■ Direction
Skip the pictures and repeat each line of the data exactly.

>> begin Source material

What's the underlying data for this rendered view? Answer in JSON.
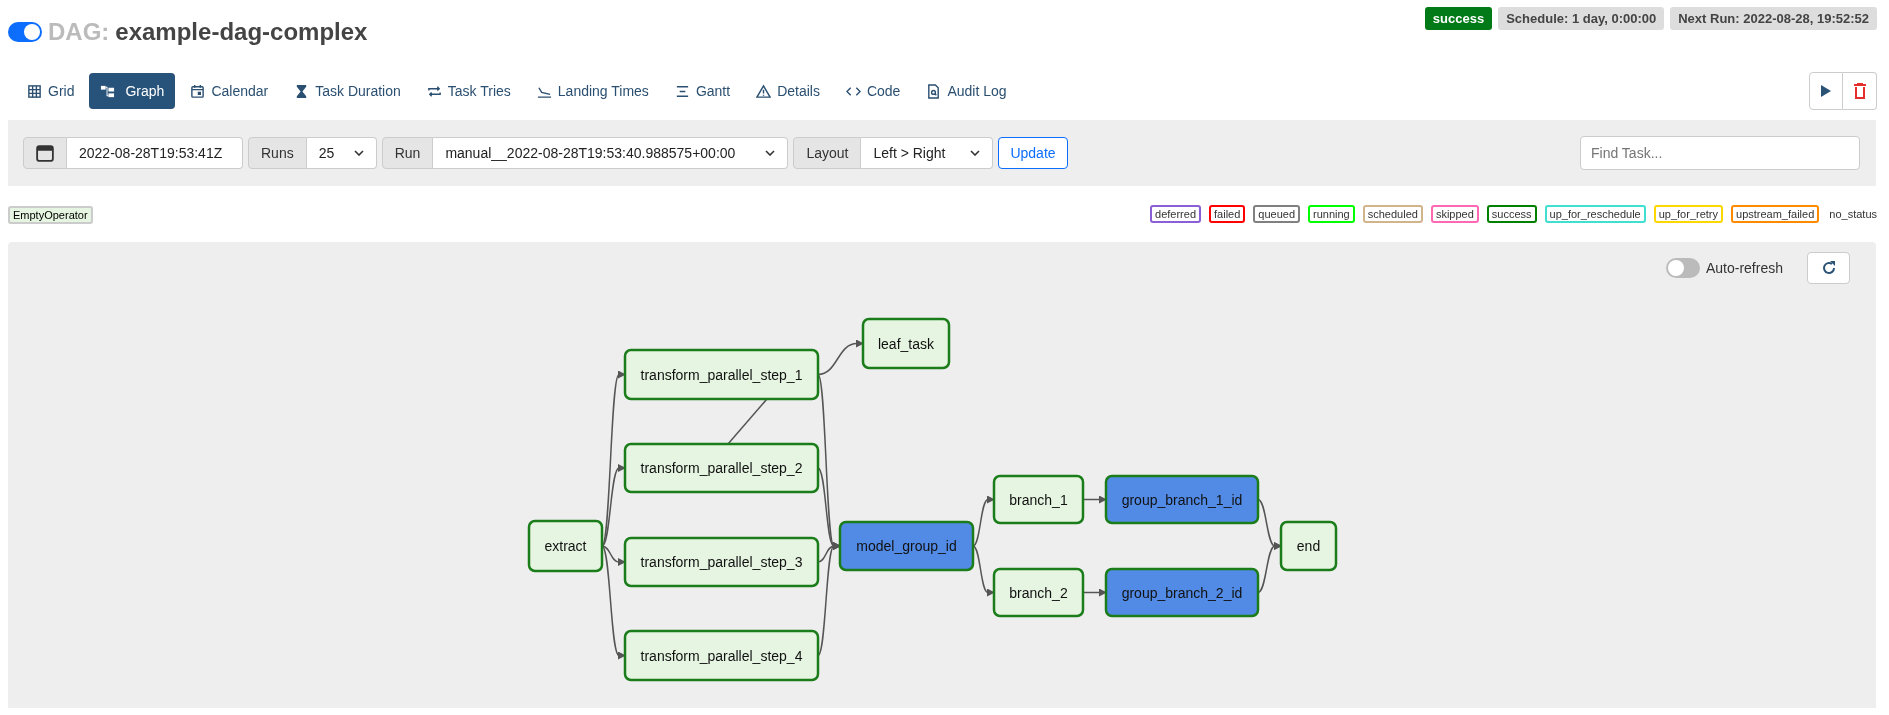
{
  "header": {
    "dag_active": true,
    "prefix": "DAG:",
    "title": "example-dag-complex",
    "state_badge": "success",
    "schedule": "Schedule: 1 day, 0:00:00",
    "next_run": "Next Run: 2022-08-28, 19:52:52"
  },
  "tabs": [
    {
      "label": "Grid",
      "kind": "grid",
      "selected": false
    },
    {
      "label": "Graph",
      "kind": "graph",
      "selected": true
    },
    {
      "label": "Calendar",
      "kind": "calendar",
      "selected": false
    },
    {
      "label": "Task Duration",
      "kind": "duration",
      "selected": false
    },
    {
      "label": "Task Tries",
      "kind": "tries",
      "selected": false
    },
    {
      "label": "Landing Times",
      "kind": "landing",
      "selected": false
    },
    {
      "label": "Gantt",
      "kind": "gantt",
      "selected": false
    },
    {
      "label": "Details",
      "kind": "details",
      "selected": false
    },
    {
      "label": "Code",
      "kind": "code",
      "selected": false
    },
    {
      "label": "Audit Log",
      "kind": "audit",
      "selected": false
    }
  ],
  "controls": {
    "date": "2022-08-28T19:53:41Z",
    "runs_label": "Runs",
    "runs_value": "25",
    "run_label": "Run",
    "run_value": "manual__2022-08-28T19:53:40.988575+00:00",
    "layout_label": "Layout",
    "layout_value": "Left > Right",
    "update": "Update",
    "find_placeholder": "Find Task..."
  },
  "operators": [
    "EmptyOperator"
  ],
  "legend": [
    {
      "label": "deferred",
      "color": "#8a5ed6"
    },
    {
      "label": "failed",
      "color": "#ff0000"
    },
    {
      "label": "queued",
      "color": "#808080"
    },
    {
      "label": "running",
      "color": "#00ff00"
    },
    {
      "label": "scheduled",
      "color": "#d2b48c"
    },
    {
      "label": "skipped",
      "color": "#ff69b4"
    },
    {
      "label": "success",
      "color": "#008000"
    },
    {
      "label": "up_for_reschedule",
      "color": "#40e0d0"
    },
    {
      "label": "up_for_retry",
      "color": "#ffd700"
    },
    {
      "label": "upstream_failed",
      "color": "#ff8c00"
    }
  ],
  "no_status": "no_status",
  "auto_refresh": {
    "label": "Auto-refresh",
    "on": false
  },
  "graph": {
    "nodes": [
      {
        "label": "extract",
        "kind": "task"
      },
      {
        "label": "transform_parallel_step_1",
        "kind": "task"
      },
      {
        "label": "transform_parallel_step_2",
        "kind": "task"
      },
      {
        "label": "transform_parallel_step_3",
        "kind": "task"
      },
      {
        "label": "transform_parallel_step_4",
        "kind": "task"
      },
      {
        "label": "leaf_task",
        "kind": "task"
      },
      {
        "label": "model_group_id",
        "kind": "group"
      },
      {
        "label": "branch_1",
        "kind": "task"
      },
      {
        "label": "branch_2",
        "kind": "task"
      },
      {
        "label": "group_branch_1_id",
        "kind": "group"
      },
      {
        "label": "group_branch_2_id",
        "kind": "group"
      },
      {
        "label": "end",
        "kind": "task"
      }
    ]
  }
}
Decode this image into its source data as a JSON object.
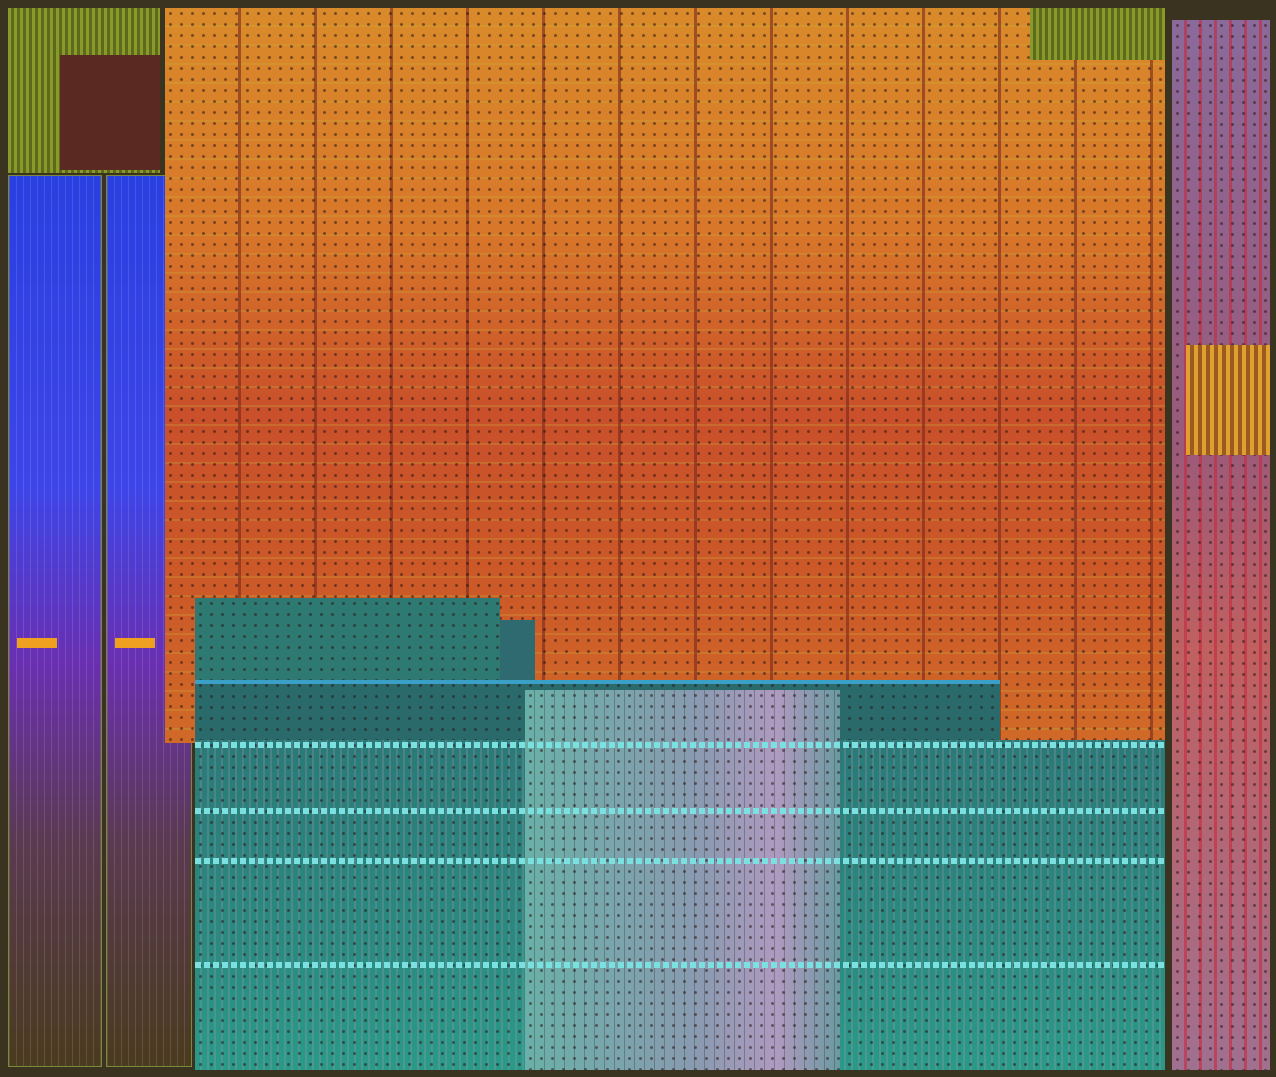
{
  "colors": {
    "orange_region": "#d8772a",
    "blue_columns": "#2a3fe0",
    "teal_region": "#2a7a78",
    "right_strip": "#9a5a7a"
  }
}
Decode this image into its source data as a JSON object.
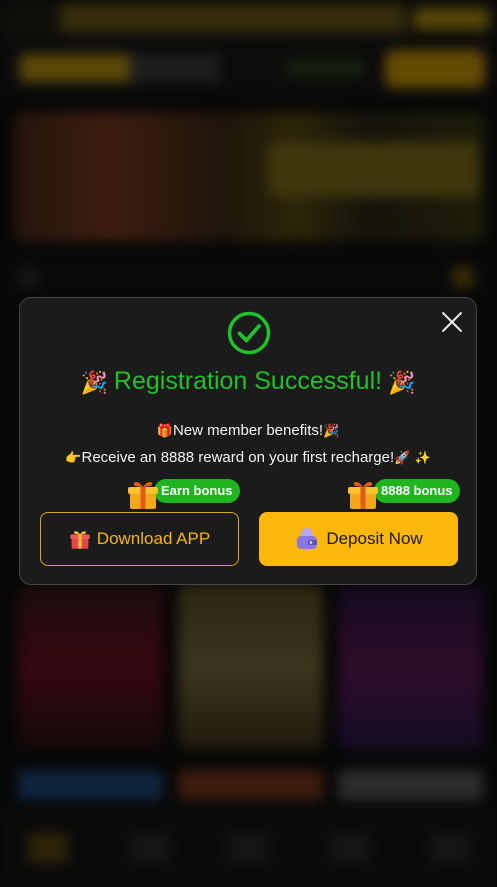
{
  "modal": {
    "title": "Registration Successful!",
    "title_left_emoji": "🎉",
    "title_right_emoji": "🎉",
    "benefits_line_prefix": "🎁",
    "benefits_text": "New member benefits!",
    "benefits_line_suffix": "🎉",
    "reward_line_prefix": "👉",
    "reward_text": "Receive an 8888 reward on your first recharge!",
    "reward_line_suffix_1": "🚀",
    "reward_line_suffix_2": "✨",
    "download_button_label": "Download APP",
    "download_badge": "Earn bonus",
    "deposit_button_label": "Deposit Now",
    "deposit_badge": "8888 bonus"
  },
  "colors": {
    "success_green": "#22c02a",
    "badge_green": "#1fb51f",
    "accent_gold": "#fcb70b",
    "modal_bg": "#1b1b1b"
  },
  "icons": {
    "success": "check-circle-icon",
    "close": "close-icon",
    "gift": "gift-icon",
    "wallet": "wallet-icon"
  }
}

>> end Source material

■ Task answer
What's the underlying data for this rendered view? Answer in JSON.
{
  "header": {
    "dag_active": true,
    "prefix": "DAG:",
    "title": "example-dag-complex",
    "state_badge": "success",
    "schedule": "Schedule: 1 day, 0:00:00",
    "next_run": "Next Run: 2022-08-28, 19:52:52"
  },
  "tabs": [
    {
      "label": "Grid",
      "kind": "grid",
      "selected": false
    },
    {
      "label": "Graph",
      "kind": "graph",
      "selected": true
    },
    {
      "label": "Calendar",
      "kind": "calendar",
      "selected": false
    },
    {
      "label": "Task Duration",
      "kind": "duration",
      "selected": false
    },
    {
      "label": "Task Tries",
      "kind": "tries",
      "selected": false
    },
    {
      "label": "Landing Times",
      "kind": "landing",
      "selected": false
    },
    {
      "label": "Gantt",
      "kind": "gantt",
      "selected": false
    },
    {
      "label": "Details",
      "kind": "details",
      "selected": false
    },
    {
      "label": "Code",
      "kind": "code",
      "selected": false
    },
    {
      "label": "Audit Log",
      "kind": "audit",
      "selected": false
    }
  ],
  "controls": {
    "date": "2022-08-28T19:53:41Z",
    "runs_label": "Runs",
    "runs_value": "25",
    "run_label": "Run",
    "run_value": "manual__2022-08-28T19:53:40.988575+00:00",
    "layout_label": "Layout",
    "layout_value": "Left > Right",
    "update": "Update",
    "find_placeholder": "Find Task..."
  },
  "operators": [
    "EmptyOperator"
  ],
  "legend": [
    {
      "label": "deferred",
      "color": "#8a5ed6"
    },
    {
      "label": "failed",
      "color": "#ff0000"
    },
    {
      "label": "queued",
      "color": "#808080"
    },
    {
      "label": "running",
      "color": "#00ff00"
    },
    {
      "label": "scheduled",
      "color": "#d2b48c"
    },
    {
      "label": "skipped",
      "color": "#ff69b4"
    },
    {
      "label": "success",
      "color": "#008000"
    },
    {
      "label": "up_for_reschedule",
      "color": "#40e0d0"
    },
    {
      "label": "up_for_retry",
      "color": "#ffd700"
    },
    {
      "label": "upstream_failed",
      "color": "#ff8c00"
    }
  ],
  "no_status": "no_status",
  "auto_refresh": {
    "label": "Auto-refresh",
    "on": false
  },
  "graph": {
    "nodes": [
      {
        "label": "extract",
        "kind": "task"
      },
      {
        "label": "transform_parallel_step_1",
        "kind": "task"
      },
      {
        "label": "transform_parallel_step_2",
        "kind": "task"
      },
      {
        "label": "transform_parallel_step_3",
        "kind": "task"
      },
      {
        "label": "transform_parallel_step_4",
        "kind": "task"
      },
      {
        "label": "leaf_task",
        "kind": "task"
      },
      {
        "label": "model_group_id",
        "kind": "group"
      },
      {
        "label": "branch_1",
        "kind": "task"
      },
      {
        "label": "branch_2",
        "kind": "task"
      },
      {
        "label": "group_branch_1_id",
        "kind": "group"
      },
      {
        "label": "group_branch_2_id",
        "kind": "group"
      },
      {
        "label": "end",
        "kind": "task"
      }
    ]
  }
}
Decode this image into its source data as a JSON object.
{
  "colors": {
    "orange_region": "#d8772a",
    "blue_columns": "#2a3fe0",
    "teal_region": "#2a7a78",
    "right_strip": "#9a5a7a"
  }
}
Decode this image into its source data as a JSON object.
{
  "modal": {
    "title": "Registration Successful!",
    "title_left_emoji": "🎉",
    "title_right_emoji": "🎉",
    "benefits_line_prefix": "🎁",
    "benefits_text": "New member benefits!",
    "benefits_line_suffix": "🎉",
    "reward_line_prefix": "👉",
    "reward_text": "Receive an 8888 reward on your first recharge!",
    "reward_line_suffix_1": "🚀",
    "reward_line_suffix_2": "✨",
    "download_button_label": "Download APP",
    "download_badge": "Earn bonus",
    "deposit_button_label": "Deposit Now",
    "deposit_badge": "8888 bonus"
  },
  "colors": {
    "success_green": "#22c02a",
    "badge_green": "#1fb51f",
    "accent_gold": "#fcb70b",
    "modal_bg": "#1b1b1b"
  },
  "icons": {
    "success": "check-circle-icon",
    "close": "close-icon",
    "gift": "gift-icon",
    "wallet": "wallet-icon"
  }
}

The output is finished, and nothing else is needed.